MATERIAL PROVIDED:
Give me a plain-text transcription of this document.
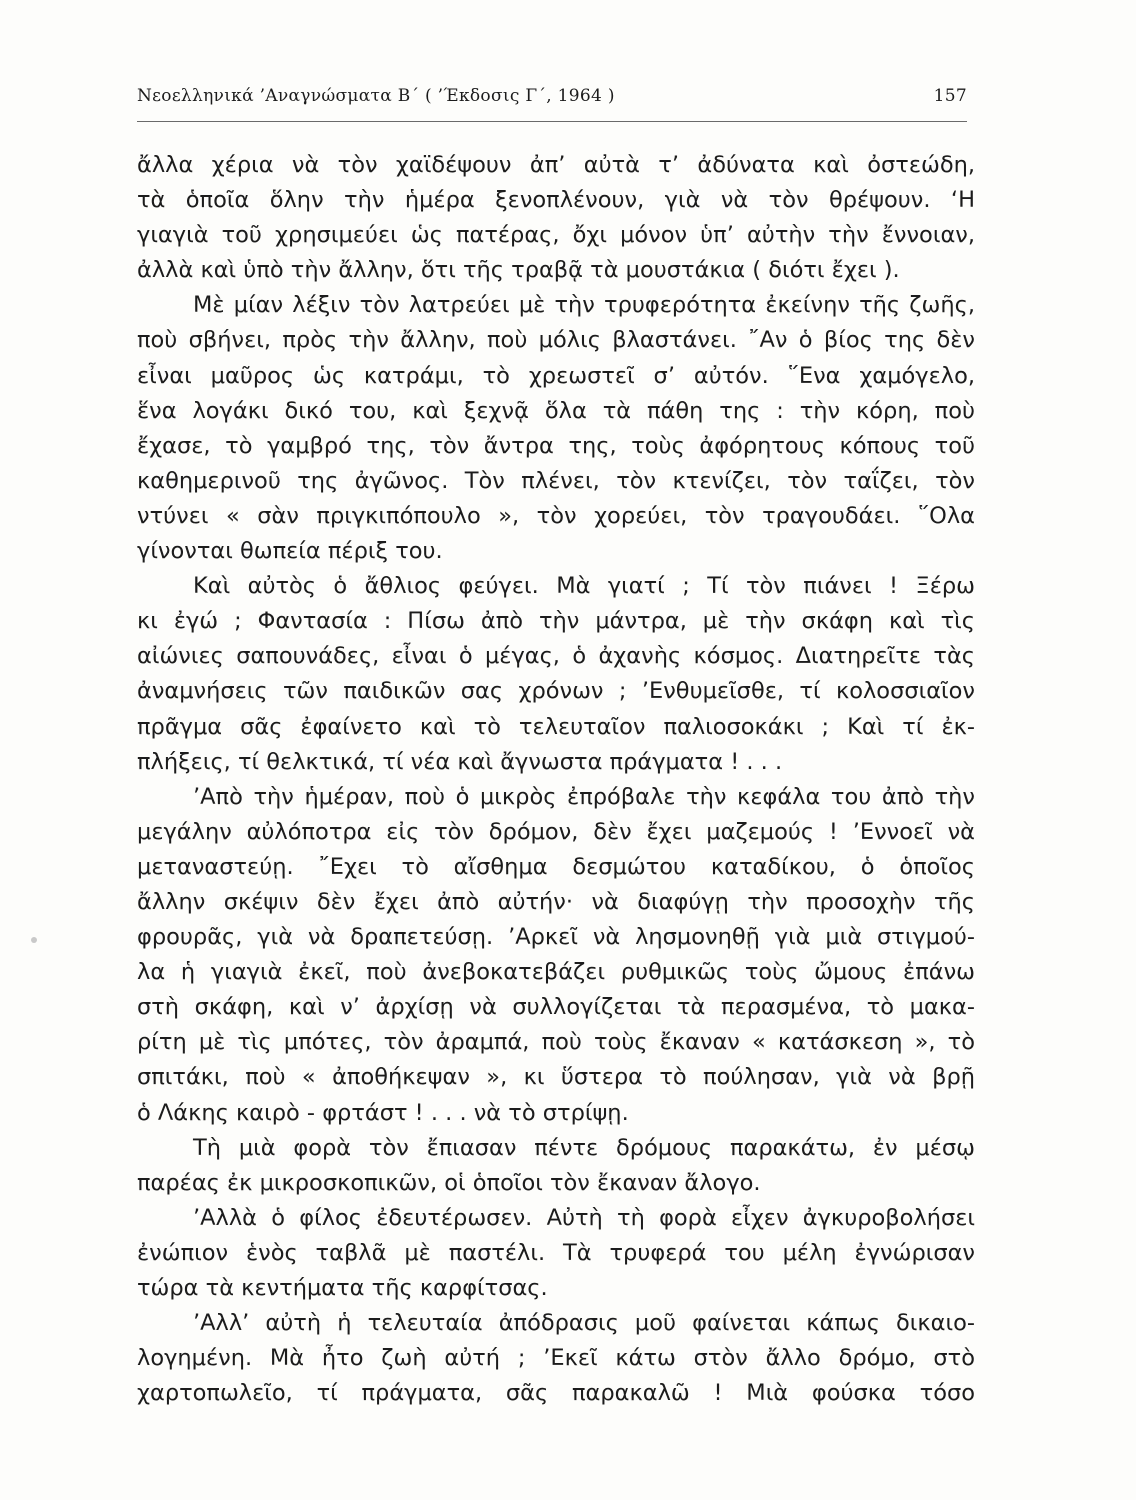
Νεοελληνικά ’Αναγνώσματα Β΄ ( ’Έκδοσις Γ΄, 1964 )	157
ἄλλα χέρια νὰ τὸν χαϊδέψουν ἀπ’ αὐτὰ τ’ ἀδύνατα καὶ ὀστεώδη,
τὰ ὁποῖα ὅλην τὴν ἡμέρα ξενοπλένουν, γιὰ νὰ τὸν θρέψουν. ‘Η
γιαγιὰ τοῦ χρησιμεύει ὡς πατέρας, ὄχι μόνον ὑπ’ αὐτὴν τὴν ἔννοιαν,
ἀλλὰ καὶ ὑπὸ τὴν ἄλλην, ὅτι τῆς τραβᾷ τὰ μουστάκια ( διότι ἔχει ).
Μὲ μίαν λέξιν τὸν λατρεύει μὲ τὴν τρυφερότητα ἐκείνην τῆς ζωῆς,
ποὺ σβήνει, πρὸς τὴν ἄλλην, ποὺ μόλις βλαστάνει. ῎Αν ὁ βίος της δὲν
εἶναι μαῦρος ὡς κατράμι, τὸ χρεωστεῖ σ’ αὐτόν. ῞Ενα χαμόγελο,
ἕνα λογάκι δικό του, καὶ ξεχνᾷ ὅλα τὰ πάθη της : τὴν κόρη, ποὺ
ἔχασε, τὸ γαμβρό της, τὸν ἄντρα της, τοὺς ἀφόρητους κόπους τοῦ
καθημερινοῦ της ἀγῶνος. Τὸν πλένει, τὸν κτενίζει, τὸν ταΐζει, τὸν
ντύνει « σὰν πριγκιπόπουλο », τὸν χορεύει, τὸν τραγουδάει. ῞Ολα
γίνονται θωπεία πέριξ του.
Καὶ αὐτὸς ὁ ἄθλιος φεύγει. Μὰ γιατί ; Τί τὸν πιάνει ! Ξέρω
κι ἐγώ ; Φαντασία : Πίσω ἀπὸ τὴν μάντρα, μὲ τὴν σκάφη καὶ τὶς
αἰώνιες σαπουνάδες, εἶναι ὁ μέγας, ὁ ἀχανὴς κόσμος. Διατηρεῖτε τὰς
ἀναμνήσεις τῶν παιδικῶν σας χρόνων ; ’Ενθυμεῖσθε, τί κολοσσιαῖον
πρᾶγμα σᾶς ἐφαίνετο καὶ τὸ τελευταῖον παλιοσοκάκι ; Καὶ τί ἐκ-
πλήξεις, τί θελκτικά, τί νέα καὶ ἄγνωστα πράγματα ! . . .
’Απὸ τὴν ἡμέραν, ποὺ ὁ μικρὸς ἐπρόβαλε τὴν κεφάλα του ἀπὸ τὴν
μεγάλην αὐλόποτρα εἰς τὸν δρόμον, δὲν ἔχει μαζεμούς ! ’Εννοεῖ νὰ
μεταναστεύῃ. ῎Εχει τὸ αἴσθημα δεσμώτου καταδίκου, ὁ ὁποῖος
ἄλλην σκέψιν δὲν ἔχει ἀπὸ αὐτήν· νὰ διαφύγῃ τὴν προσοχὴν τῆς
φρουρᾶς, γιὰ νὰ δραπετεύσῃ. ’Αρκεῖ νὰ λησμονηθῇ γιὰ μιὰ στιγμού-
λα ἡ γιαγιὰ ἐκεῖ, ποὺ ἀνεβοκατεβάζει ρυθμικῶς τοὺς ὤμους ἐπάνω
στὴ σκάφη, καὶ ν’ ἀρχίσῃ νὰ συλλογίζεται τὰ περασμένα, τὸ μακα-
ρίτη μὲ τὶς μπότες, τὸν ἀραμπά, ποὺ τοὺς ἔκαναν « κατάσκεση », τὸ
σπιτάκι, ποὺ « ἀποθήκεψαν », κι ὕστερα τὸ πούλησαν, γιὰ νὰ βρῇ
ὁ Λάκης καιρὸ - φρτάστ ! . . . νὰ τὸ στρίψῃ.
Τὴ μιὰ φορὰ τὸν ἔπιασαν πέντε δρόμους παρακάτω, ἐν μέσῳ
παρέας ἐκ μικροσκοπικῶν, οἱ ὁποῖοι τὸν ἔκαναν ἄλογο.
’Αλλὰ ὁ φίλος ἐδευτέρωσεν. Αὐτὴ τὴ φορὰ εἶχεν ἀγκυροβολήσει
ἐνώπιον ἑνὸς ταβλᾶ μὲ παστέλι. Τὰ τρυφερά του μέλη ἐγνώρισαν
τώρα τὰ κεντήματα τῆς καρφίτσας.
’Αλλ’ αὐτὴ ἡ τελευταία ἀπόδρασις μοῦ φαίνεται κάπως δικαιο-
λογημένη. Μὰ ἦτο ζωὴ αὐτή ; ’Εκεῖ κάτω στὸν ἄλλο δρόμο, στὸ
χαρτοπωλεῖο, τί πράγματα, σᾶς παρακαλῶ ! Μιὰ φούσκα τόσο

PROBLEM TO SOLVE:
Return every line from the records above that holds the word "γιαγιὰ".

EXERCISE ANSWER:
γιαγιὰ τοῦ χρησιμεύει ὡς πατέρας, ὄχι μόνον ὑπ’ αὐτὴν τὴν ἔννοιαν,
λα ἡ γιαγιὰ ἐκεῖ, ποὺ ἀνεβοκατεβάζει ρυθμικῶς τοὺς ὤμους ἐπάνω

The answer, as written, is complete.